[Stored entries]
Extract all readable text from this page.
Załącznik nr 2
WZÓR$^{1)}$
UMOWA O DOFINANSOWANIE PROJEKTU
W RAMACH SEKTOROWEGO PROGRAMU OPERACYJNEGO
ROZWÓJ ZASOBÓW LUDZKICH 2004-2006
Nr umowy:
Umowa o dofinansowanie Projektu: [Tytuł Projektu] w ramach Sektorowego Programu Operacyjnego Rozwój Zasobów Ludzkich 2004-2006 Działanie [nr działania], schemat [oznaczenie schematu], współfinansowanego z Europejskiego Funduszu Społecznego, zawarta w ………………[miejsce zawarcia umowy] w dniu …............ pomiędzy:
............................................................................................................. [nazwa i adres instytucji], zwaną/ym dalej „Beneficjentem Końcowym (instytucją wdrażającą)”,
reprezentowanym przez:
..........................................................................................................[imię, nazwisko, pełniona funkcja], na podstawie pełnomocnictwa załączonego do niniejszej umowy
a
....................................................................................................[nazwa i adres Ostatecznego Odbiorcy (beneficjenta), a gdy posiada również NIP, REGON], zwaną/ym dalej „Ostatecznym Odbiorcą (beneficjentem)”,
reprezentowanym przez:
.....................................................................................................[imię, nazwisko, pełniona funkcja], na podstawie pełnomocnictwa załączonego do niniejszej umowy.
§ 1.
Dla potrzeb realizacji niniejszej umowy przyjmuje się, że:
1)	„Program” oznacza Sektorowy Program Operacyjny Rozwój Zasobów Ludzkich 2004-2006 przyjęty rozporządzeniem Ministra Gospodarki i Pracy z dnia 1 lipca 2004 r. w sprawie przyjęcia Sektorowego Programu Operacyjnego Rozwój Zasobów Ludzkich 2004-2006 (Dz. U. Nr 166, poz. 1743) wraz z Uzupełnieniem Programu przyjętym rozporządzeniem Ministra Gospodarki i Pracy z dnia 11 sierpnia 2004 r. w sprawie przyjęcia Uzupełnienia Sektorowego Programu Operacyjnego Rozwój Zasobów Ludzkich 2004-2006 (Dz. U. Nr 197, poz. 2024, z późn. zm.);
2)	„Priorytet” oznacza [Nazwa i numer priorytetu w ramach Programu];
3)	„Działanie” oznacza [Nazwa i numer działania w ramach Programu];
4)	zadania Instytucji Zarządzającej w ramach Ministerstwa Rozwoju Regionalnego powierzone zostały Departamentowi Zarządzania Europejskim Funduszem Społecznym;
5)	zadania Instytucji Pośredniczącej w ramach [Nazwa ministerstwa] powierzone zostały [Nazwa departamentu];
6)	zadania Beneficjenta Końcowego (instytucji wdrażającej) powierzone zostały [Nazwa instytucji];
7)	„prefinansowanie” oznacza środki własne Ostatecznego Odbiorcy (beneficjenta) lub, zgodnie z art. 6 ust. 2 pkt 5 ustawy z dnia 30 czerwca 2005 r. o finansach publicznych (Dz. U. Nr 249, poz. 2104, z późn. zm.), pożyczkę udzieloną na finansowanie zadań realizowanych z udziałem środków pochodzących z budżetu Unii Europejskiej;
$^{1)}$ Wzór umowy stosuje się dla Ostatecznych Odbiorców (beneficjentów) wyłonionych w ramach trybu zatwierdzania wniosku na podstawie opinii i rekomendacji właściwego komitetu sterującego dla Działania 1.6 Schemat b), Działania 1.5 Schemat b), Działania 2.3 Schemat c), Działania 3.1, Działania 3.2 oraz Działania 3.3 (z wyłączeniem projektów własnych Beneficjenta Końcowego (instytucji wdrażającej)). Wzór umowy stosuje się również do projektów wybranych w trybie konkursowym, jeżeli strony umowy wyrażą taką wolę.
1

### Problem details
Go through the material line by line. Show each line that contains the string "nazwisko".

### Solution to the exercise
..........................................................................................................[imię, nazwisko, pełniona funkcja], na podstawie pełnomocnictwa załączonego do niniejszej umowy
.....................................................................................................[imię, nazwisko, pełniona funkcja], na podstawie pełnomocnictwa załączonego do niniejszej umowy.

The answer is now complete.